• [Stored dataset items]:
-*-*-
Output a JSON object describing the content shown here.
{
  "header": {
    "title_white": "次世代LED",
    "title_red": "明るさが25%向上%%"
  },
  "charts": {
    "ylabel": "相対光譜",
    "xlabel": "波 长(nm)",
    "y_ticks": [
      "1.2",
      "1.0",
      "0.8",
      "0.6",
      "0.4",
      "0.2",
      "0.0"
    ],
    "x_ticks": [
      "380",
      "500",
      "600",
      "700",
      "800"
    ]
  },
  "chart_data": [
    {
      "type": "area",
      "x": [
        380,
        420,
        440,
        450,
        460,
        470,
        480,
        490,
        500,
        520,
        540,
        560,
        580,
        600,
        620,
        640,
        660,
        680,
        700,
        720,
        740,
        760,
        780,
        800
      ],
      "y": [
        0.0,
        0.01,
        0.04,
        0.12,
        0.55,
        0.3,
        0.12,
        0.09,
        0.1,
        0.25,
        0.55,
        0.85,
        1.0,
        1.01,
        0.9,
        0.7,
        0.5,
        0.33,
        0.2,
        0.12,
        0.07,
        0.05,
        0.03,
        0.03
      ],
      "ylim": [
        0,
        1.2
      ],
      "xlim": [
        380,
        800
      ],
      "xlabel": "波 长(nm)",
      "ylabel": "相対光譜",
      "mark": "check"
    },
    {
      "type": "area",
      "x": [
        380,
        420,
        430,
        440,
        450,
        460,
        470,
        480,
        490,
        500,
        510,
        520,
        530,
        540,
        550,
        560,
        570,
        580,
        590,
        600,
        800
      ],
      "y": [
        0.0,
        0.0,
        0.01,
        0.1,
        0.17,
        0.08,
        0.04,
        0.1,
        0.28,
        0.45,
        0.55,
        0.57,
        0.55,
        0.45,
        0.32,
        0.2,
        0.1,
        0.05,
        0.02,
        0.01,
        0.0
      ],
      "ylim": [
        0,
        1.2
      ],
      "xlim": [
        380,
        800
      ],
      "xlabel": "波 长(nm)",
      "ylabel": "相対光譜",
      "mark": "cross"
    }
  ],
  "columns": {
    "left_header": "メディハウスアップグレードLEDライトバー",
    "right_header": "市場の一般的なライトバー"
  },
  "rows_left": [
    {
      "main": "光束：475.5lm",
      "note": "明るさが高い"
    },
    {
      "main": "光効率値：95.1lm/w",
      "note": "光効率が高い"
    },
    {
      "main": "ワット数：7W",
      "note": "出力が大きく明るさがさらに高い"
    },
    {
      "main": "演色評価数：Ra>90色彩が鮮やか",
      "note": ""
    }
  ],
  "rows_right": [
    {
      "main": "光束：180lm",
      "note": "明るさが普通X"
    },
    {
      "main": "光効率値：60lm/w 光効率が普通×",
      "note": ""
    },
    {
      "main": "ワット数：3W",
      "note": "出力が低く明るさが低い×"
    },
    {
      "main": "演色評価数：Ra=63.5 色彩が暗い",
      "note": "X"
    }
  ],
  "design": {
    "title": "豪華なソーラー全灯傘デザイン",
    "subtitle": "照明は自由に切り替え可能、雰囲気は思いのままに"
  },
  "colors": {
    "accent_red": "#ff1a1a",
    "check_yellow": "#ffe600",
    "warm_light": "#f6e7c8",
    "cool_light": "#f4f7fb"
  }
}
-*-*-
• [Challenge]:
Extract the whole listing, character for character.

• [Task answer]:
Output a JSON object describing the content shown here.
{
  "header": {
    "title_white": "次世代LED",
    "title_red": "明るさが25%向上%%"
  },
  "charts": {
    "ylabel": "相対光譜",
    "xlabel": "波 长(nm)",
    "y_ticks": [
      "1.2",
      "1.0",
      "0.8",
      "0.6",
      "0.4",
      "0.2",
      "0.0"
    ],
    "x_ticks": [
      "380",
      "500",
      "600",
      "700",
      "800"
    ]
  },
  "chart_data": [
    {
      "type": "area",
      "x": [
        380,
        420,
        440,
        450,
        460,
        470,
        480,
        490,
        500,
        520,
        540,
        560,
        580,
        600,
        620,
        640,
        660,
        680,
        700,
        720,
        740,
        760,
        780,
        800
      ],
      "y": [
        0.0,
        0.01,
        0.04,
        0.12,
        0.55,
        0.3,
        0.12,
        0.09,
        0.1,
        0.25,
        0.55,
        0.85,
        1.0,
        1.01,
        0.9,
        0.7,
        0.5,
        0.33,
        0.2,
        0.12,
        0.07,
        0.05,
        0.03,
        0.03
      ],
      "ylim": [
        0,
        1.2
      ],
      "xlim": [
        380,
        800
      ],
      "xlabel": "波 长(nm)",
      "ylabel": "相対光譜",
      "mark": "check"
    },
    {
      "type": "area",
      "x": [
        380,
        420,
        430,
        440,
        450,
        460,
        470,
        480,
        490,
        500,
        510,
        520,
        530,
        540,
        550,
        560,
        570,
        580,
        590,
        600,
        800
      ],
      "y": [
        0.0,
        0.0,
        0.01,
        0.1,
        0.17,
        0.08,
        0.04,
        0.1,
        0.28,
        0.45,
        0.55,
        0.57,
        0.55,
        0.45,
        0.32,
        0.2,
        0.1,
        0.05,
        0.02,
        0.01,
        0.0
      ],
      "ylim": [
        0,
        1.2
      ],
      "xlim": [
        380,
        800
      ],
      "xlabel": "波 长(nm)",
      "ylabel": "相対光譜",
      "mark": "cross"
    }
  ],
  "columns": {
    "left_header": "メディハウスアップグレードLEDライトバー",
    "right_header": "市場の一般的なライトバー"
  },
  "rows_left": [
    {
      "main": "光束：475.5lm",
      "note": "明るさが高い"
    },
    {
      "main": "光効率値：95.1lm/w",
      "note": "光効率が高い"
    },
    {
      "main": "ワット数：7W",
      "note": "出力が大きく明るさがさらに高い"
    },
    {
      "main": "演色評価数：Ra>90色彩が鮮やか",
      "note": ""
    }
  ],
  "rows_right": [
    {
      "main": "光束：180lm",
      "note": "明るさが普通X"
    },
    {
      "main": "光効率値：60lm/w 光効率が普通×",
      "note": ""
    },
    {
      "main": "ワット数：3W",
      "note": "出力が低く明るさが低い×"
    },
    {
      "main": "演色評価数：Ra=63.5 色彩が暗い",
      "note": "X"
    }
  ],
  "design": {
    "title": "豪華なソーラー全灯傘デザイン",
    "subtitle": "照明は自由に切り替え可能、雰囲気は思いのままに"
  },
  "colors": {
    "accent_red": "#ff1a1a",
    "check_yellow": "#ffe600",
    "warm_light": "#f6e7c8",
    "cool_light": "#f4f7fb"
  }
}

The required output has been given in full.